[Extracted entries start]
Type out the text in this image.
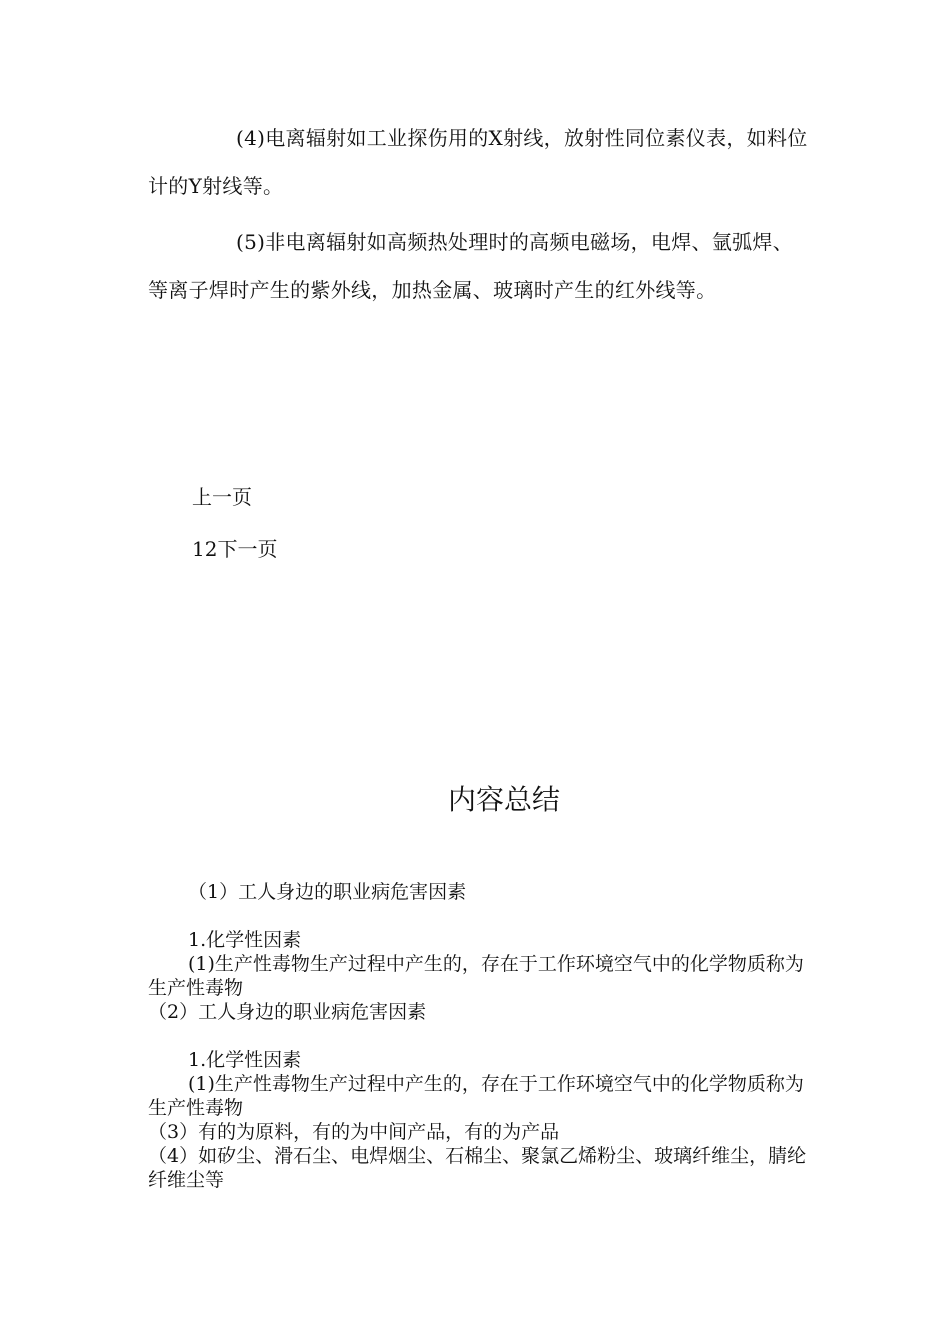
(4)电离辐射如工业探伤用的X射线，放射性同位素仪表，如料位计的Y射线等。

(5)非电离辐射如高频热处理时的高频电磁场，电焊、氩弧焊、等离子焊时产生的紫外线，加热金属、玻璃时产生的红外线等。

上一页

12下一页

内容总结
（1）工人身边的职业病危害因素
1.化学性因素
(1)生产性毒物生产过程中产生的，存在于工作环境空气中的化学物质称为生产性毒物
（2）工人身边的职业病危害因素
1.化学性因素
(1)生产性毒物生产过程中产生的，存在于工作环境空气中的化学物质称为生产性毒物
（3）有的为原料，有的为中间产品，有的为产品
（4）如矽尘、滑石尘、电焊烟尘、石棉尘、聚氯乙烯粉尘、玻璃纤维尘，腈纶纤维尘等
[Extracted entries end]
[Extracted entries start]
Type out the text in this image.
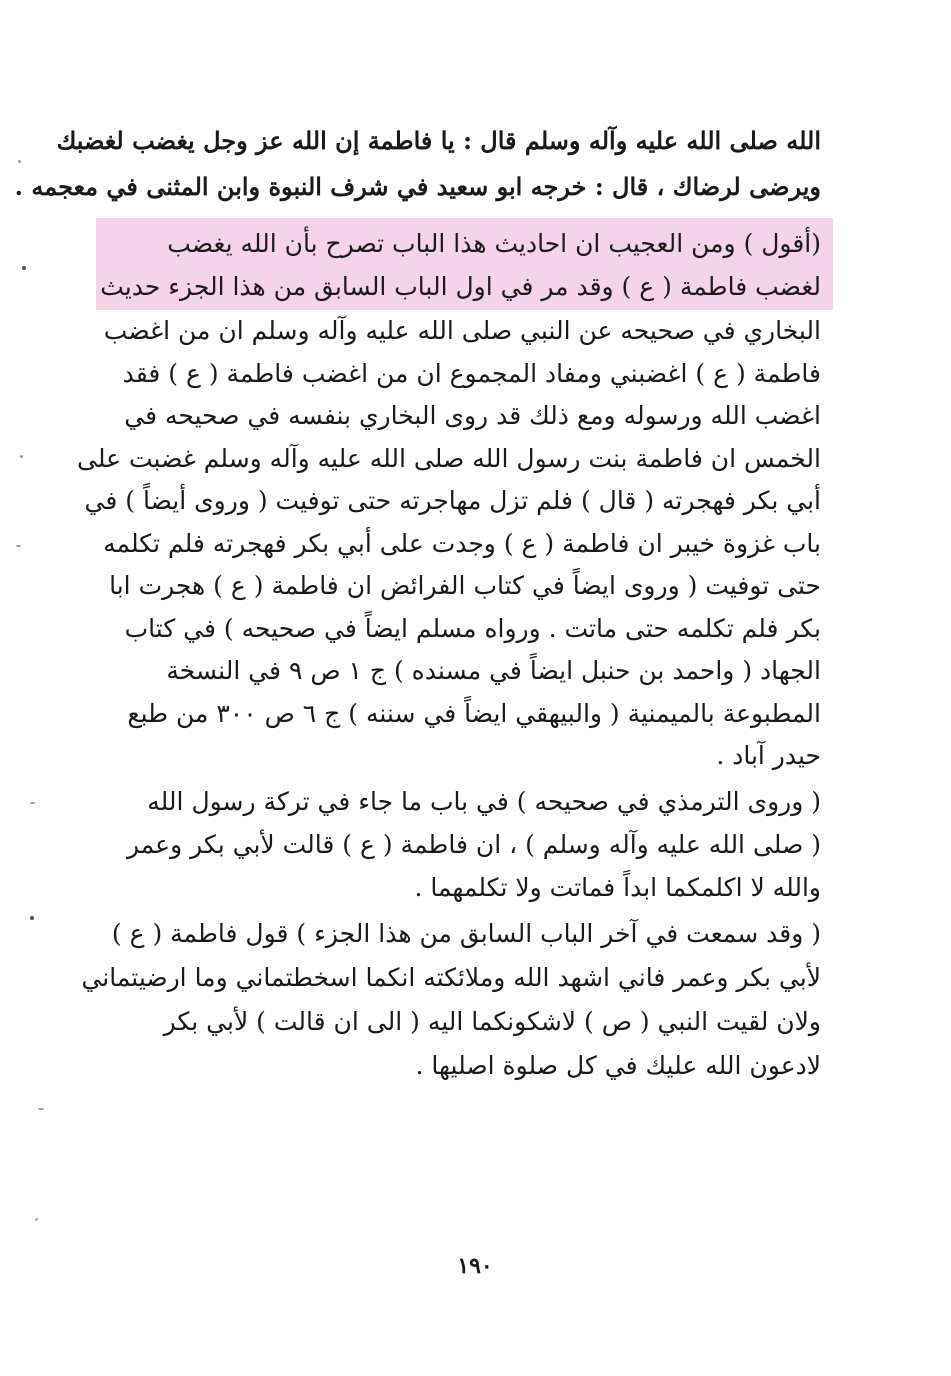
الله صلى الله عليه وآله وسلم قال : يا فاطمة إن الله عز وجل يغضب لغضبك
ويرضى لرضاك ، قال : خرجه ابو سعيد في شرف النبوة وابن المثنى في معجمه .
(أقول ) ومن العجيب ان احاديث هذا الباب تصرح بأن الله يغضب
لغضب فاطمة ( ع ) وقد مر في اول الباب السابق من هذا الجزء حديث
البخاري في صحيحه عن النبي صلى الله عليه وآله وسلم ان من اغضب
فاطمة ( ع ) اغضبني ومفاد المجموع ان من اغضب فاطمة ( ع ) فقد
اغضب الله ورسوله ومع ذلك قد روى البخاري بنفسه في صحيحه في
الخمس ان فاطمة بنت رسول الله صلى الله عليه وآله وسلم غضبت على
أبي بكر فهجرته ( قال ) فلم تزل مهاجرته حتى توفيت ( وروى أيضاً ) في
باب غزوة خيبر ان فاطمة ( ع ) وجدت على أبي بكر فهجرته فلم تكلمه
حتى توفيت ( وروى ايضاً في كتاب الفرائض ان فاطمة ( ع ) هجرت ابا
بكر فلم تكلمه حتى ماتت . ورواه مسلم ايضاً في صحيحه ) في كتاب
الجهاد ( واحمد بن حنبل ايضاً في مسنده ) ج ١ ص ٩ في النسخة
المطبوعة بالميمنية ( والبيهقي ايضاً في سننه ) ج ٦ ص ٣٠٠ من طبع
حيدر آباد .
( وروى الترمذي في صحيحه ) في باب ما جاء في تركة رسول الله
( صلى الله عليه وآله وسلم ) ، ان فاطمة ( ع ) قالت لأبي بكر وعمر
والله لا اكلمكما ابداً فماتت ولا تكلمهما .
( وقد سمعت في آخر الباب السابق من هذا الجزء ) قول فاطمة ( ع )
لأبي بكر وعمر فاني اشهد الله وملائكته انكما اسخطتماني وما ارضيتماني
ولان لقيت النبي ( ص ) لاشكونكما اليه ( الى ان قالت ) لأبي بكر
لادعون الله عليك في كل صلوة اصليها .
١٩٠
[Extracted entries end]
__Instruction__: Make a tally of the lines in this data that include the string "لأبي", and answer with that tally alone.

__Answer below__: 3